-- GIVEN EXERCISE --
Filter the entries, keeping every line with the word "that".

(Items from a data source)

## Start

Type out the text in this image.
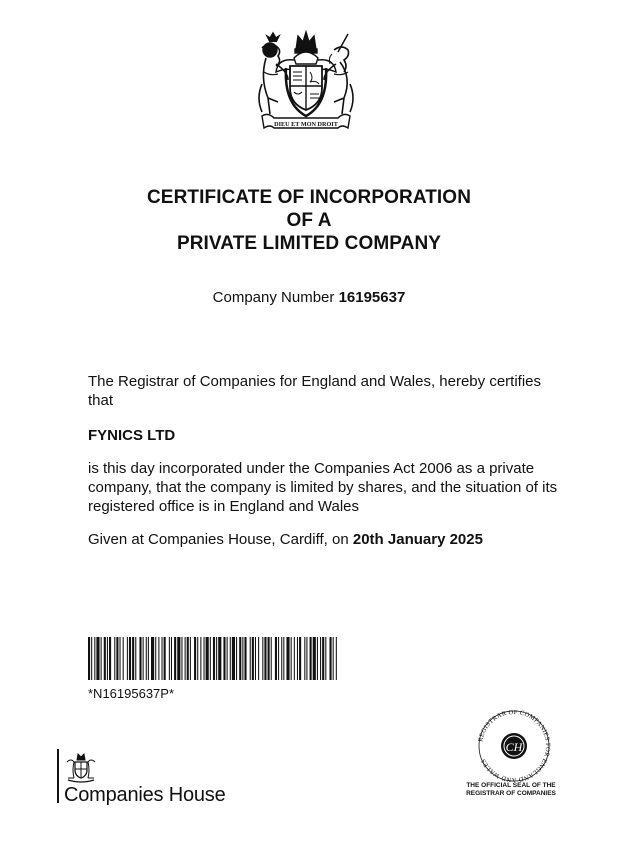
DIEU ET MON DROIT
CERTIFICATE OF INCORPORATION
OF A
PRIVATE LIMITED COMPANY
Company Number 16195637
The Registrar of Companies for England and Wales, hereby certifies that
FYNICS LTD
is this day incorporated under the Companies Act 2006 as a private company, that the company is limited by shares, and the situation of its registered office is in England and Wales
Given at Companies House, Cardiff, on 20th January 2025
*N16195637P*
REGISTRAR OF COMPANIES FOR ENGLAND AND WALES
CH
THE OFFICIAL SEAL OF THE
REGISTRAR OF COMPANIES
Companies House
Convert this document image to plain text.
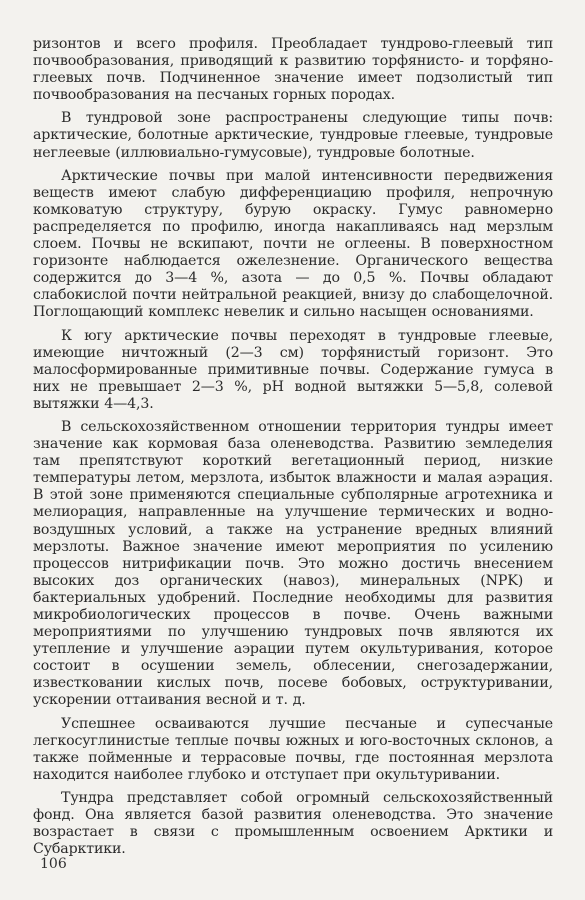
ризонтов и всего профиля. Преобладает тундрово-глеевый тип почвообразования, приводящий к развитию торфянисто- и торфяно-глеевых почв. Подчиненное значение имеет подзолистый тип почвообразования на песчаных горных породах.

В тундровой зоне распространены следующие типы почв: арктические, болотные арктические, тундровые глеевые, тундровые неглеевые (иллювиально-гумусовые), тундровые болотные.

Арктические почвы при малой интенсивности передвижения веществ имеют слабую дифференциацию профиля, непрочную комковатую структуру, бурую окраску. Гумус равномерно распределяется по профилю, иногда накапливаясь над мерзлым слоем. Почвы не вскипают, почти не оглеены. В поверхностном горизонте наблюдается ожелезнение. Органического вещества содержится до 3—4 %, азота — до 0,5 %. Почвы обладают слабокислой почти нейтральной реакцией, внизу до слабощелочной. Поглощающий комплекс невелик и сильно насыщен основаниями.

К югу арктические почвы переходят в тундровые глеевые, имеющие ничтожный (2—3 см) торфянистый горизонт. Это малосформированные примитивные почвы. Содержание гумуса в них не превышает 2—3 %, pH водной вытяжки 5—5,8, солевой вытяжки 4—4,3.

В сельскохозяйственном отношении территория тундры имеет значение как кормовая база оленеводства. Развитию земледелия там препятствуют короткий вегетационный период, низкие температуры летом, мерзлота, избыток влажности и малая аэрация. В этой зоне применяются специальные субполярные агротехника и мелиорация, направленные на улучшение термических и водно-воздушных условий, а также на устранение вредных влияний мерзлоты. Важное значение имеют мероприятия по усилению процессов нитрификации почв. Это можно достичь внесением высоких доз органических (навоз), минеральных (NPK) и бактериальных удобрений. Последние необходимы для развития микробиологических процессов в почве. Очень важными мероприятиями по улучшению тундровых почв являются их утепление и улучшение аэрации путем окультуривания, которое состоит в осушении земель, облесении, снегозадержании, известковании кислых почв, посеве бобовых, оструктуривании, ускорении оттаивания весной и т. д.

Успешнее осваиваются лучшие песчаные и супесчаные легкосуглинистые теплые почвы южных и юго-восточных склонов, а также пойменные и террасовые почвы, где постоянная мерзлота находится наиболее глубоко и отступает при окультуривании.

Тундра представляет собой огромный сельскохозяйственный фонд. Она является базой развития оленеводства. Это значение возрастает в связи с промышленным освоением Арктики и Субарктики.

106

## End

-- SOLUTION TO THIS PROBLEM --
The Registrar of Companies for England and Wales, hereby certifies that
is this day incorporated under the Companies Act 2006 as a private company, that the company is limited by shares, and the situation of its registered office is in England and Wales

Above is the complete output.